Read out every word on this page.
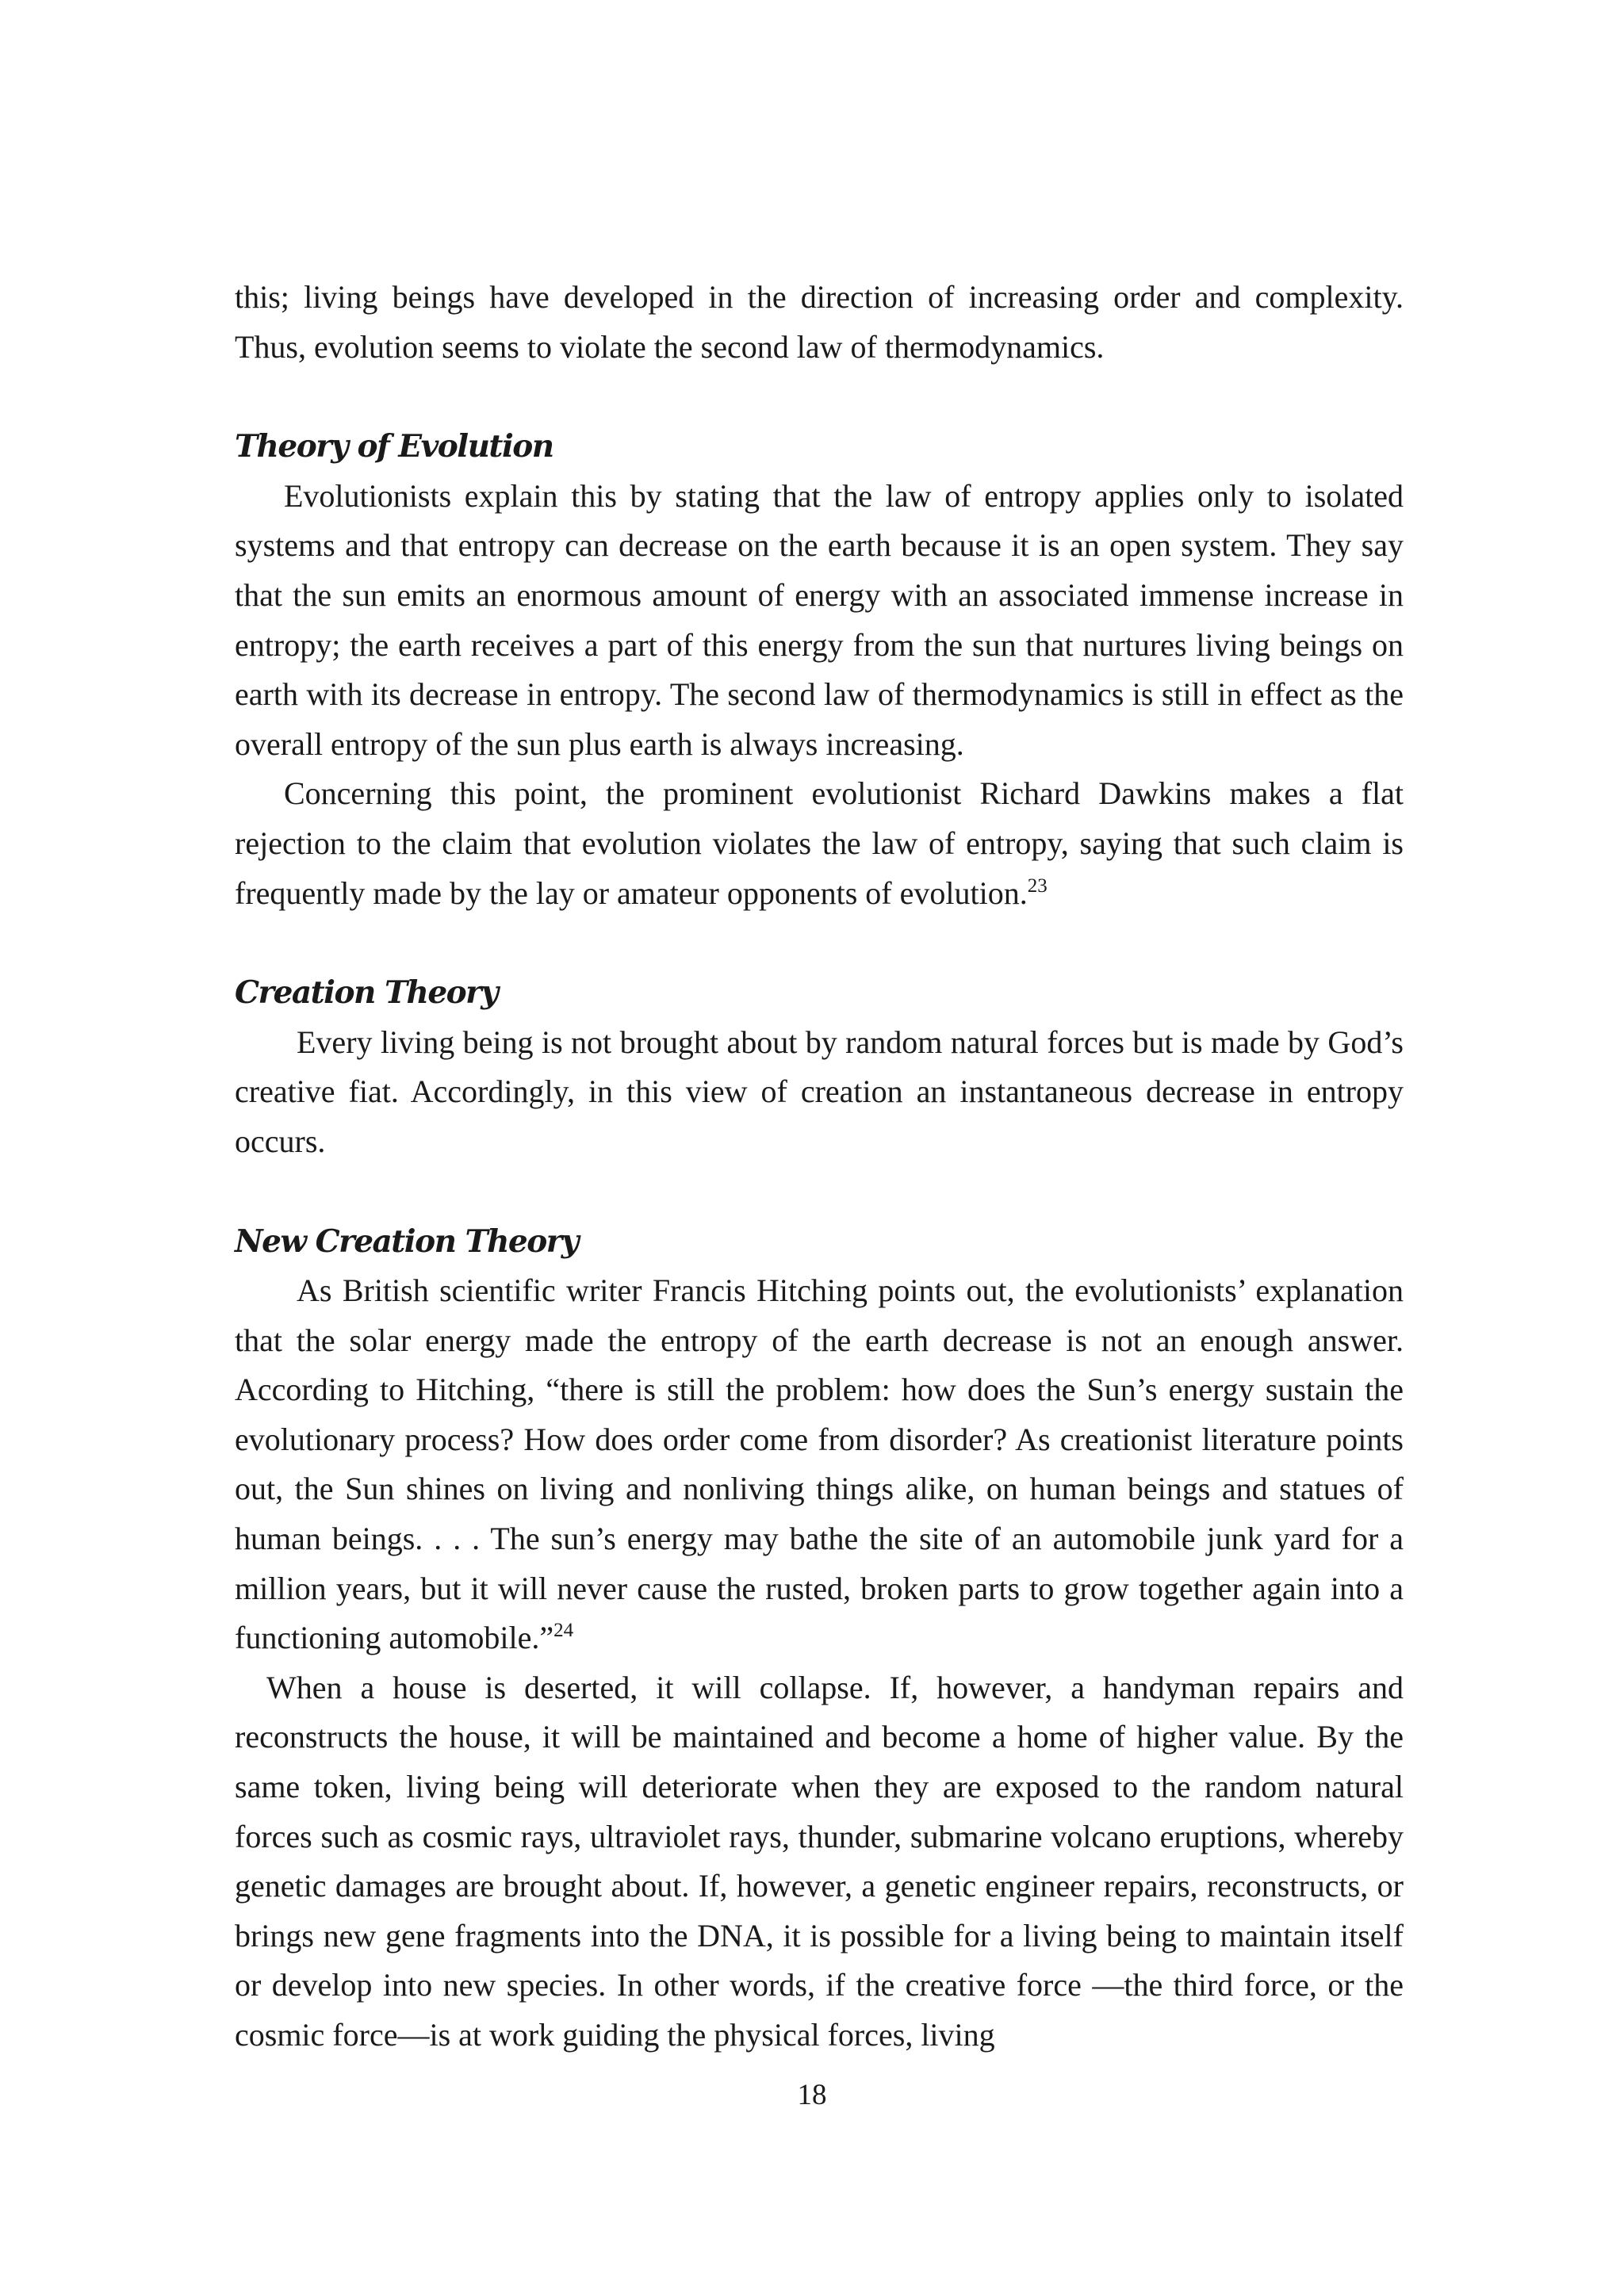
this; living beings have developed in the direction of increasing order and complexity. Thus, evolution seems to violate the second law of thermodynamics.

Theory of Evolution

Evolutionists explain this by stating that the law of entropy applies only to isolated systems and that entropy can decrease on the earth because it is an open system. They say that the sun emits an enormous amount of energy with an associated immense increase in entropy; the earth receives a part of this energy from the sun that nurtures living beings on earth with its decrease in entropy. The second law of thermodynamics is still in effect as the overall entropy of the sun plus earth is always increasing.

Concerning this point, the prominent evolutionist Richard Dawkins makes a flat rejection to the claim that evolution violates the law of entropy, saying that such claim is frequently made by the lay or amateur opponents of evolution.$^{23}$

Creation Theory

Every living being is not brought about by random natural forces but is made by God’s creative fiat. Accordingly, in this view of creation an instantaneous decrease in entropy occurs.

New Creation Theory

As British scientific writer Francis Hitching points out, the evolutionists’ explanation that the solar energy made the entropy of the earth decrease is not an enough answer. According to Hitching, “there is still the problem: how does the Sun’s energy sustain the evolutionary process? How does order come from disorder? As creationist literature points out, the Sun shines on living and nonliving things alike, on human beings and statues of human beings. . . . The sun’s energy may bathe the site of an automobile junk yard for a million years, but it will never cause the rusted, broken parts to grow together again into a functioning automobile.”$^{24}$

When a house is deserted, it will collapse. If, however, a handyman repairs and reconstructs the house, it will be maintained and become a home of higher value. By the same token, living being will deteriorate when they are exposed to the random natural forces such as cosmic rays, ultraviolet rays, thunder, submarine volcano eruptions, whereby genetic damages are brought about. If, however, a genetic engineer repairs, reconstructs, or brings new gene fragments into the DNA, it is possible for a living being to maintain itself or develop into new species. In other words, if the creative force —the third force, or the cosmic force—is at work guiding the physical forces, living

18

::::

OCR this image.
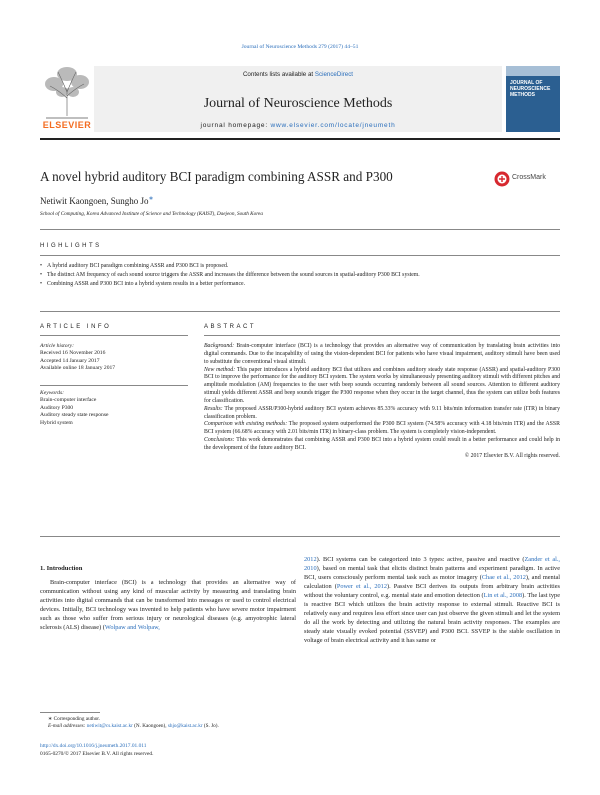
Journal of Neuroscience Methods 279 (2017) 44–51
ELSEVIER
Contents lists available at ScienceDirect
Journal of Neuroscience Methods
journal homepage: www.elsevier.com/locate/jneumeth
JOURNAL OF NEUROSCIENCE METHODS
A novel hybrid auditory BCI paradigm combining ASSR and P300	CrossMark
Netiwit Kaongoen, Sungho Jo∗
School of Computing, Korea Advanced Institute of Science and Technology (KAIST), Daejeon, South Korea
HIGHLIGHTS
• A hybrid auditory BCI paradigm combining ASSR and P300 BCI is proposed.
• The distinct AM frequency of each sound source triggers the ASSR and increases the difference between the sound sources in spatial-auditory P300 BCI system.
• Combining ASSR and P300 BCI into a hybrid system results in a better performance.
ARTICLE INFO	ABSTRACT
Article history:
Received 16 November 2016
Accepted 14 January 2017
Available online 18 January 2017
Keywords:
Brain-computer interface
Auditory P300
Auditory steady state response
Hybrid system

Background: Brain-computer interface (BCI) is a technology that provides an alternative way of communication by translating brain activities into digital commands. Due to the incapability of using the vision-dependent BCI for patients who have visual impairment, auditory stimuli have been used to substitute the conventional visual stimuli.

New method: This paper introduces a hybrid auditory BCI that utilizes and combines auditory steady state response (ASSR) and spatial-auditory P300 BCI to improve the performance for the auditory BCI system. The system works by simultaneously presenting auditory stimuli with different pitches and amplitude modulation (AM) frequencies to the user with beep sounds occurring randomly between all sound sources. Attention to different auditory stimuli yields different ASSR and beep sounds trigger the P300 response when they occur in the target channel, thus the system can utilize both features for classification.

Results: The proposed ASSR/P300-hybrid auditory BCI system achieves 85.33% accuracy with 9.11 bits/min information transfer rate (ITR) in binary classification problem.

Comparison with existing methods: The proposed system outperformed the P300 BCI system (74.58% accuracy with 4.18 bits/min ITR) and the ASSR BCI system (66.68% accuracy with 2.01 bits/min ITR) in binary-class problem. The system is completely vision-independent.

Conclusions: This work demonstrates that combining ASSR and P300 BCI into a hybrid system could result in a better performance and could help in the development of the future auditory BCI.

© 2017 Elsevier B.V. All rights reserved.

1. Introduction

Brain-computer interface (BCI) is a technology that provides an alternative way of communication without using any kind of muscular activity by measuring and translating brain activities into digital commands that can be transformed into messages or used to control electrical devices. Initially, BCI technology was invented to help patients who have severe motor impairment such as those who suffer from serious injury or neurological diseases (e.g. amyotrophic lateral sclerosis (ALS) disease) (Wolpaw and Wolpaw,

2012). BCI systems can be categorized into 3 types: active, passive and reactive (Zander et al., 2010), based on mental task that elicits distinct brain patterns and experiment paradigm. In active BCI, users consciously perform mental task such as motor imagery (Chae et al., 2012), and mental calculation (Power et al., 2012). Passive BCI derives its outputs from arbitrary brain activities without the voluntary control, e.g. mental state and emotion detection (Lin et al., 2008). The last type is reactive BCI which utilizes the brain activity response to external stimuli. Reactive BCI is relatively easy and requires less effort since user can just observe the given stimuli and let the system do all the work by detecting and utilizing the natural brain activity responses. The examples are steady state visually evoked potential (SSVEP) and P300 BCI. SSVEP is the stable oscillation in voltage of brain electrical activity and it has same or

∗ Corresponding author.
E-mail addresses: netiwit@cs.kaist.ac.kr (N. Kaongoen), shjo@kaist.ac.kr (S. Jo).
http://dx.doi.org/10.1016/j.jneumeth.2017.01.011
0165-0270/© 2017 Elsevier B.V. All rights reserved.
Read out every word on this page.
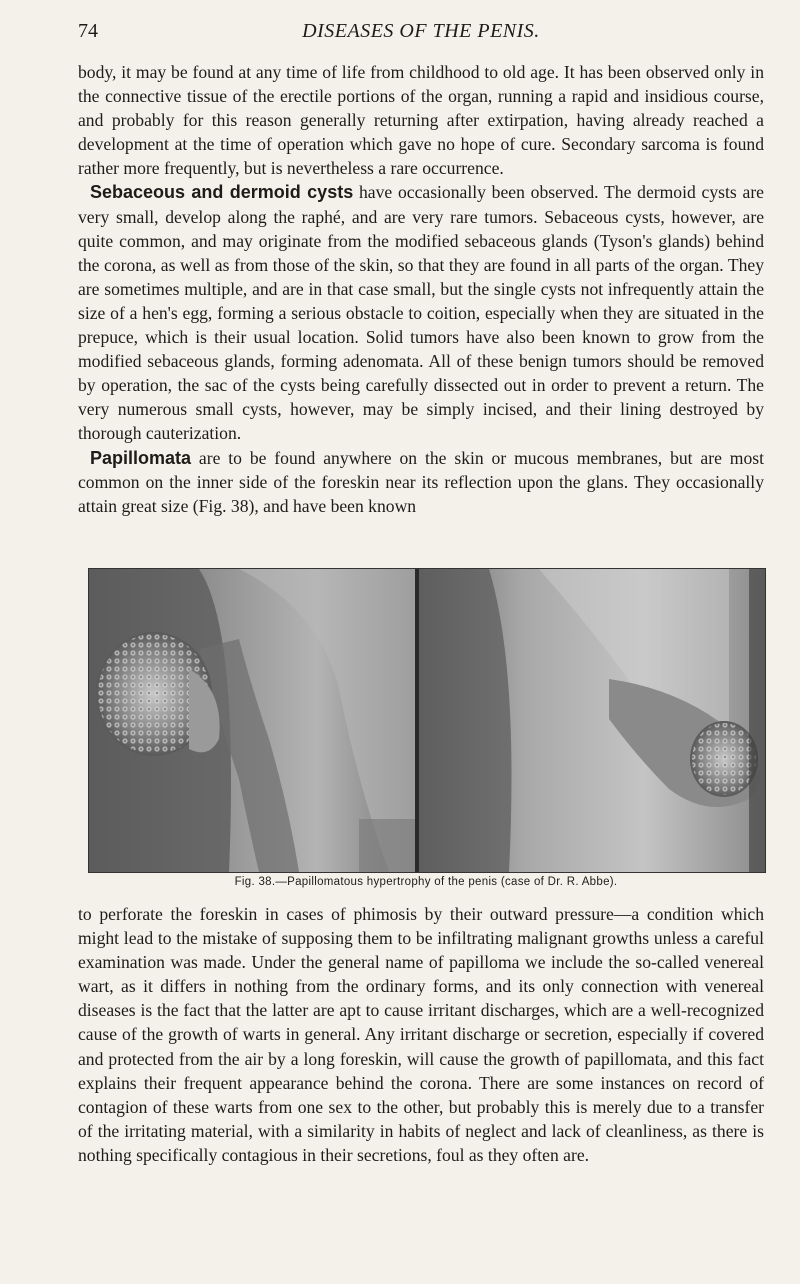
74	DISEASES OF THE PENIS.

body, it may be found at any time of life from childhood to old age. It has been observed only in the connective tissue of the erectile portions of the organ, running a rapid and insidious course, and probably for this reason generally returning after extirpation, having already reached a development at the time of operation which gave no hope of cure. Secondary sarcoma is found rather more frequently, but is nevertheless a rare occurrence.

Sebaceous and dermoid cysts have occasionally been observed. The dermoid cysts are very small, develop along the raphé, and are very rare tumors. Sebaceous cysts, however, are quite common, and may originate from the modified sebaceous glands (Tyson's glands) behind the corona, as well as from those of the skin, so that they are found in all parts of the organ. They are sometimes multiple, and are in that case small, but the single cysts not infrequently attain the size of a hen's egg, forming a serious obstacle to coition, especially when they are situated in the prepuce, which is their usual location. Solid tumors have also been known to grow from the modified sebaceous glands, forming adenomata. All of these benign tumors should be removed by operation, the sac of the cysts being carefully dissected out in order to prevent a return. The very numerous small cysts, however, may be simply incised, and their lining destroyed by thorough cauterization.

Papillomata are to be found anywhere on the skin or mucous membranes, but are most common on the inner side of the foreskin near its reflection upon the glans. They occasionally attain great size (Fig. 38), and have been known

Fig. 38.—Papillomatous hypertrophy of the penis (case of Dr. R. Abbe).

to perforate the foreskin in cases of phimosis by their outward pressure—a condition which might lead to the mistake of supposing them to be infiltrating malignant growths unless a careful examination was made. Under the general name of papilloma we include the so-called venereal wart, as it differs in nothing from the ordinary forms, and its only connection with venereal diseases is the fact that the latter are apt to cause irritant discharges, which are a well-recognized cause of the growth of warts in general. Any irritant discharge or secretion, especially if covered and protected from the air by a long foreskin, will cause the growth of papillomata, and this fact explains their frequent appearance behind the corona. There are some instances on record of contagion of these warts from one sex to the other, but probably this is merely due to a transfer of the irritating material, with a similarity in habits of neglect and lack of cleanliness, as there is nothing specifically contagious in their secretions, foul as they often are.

::::

#### [What the exercise asks]
Show all lines above holding the word "reserved".

#### [Solution for this problem]
© 2017 Elsevier B.V. All rights reserved.
0165-0270/© 2017 Elsevier B.V. All rights reserved.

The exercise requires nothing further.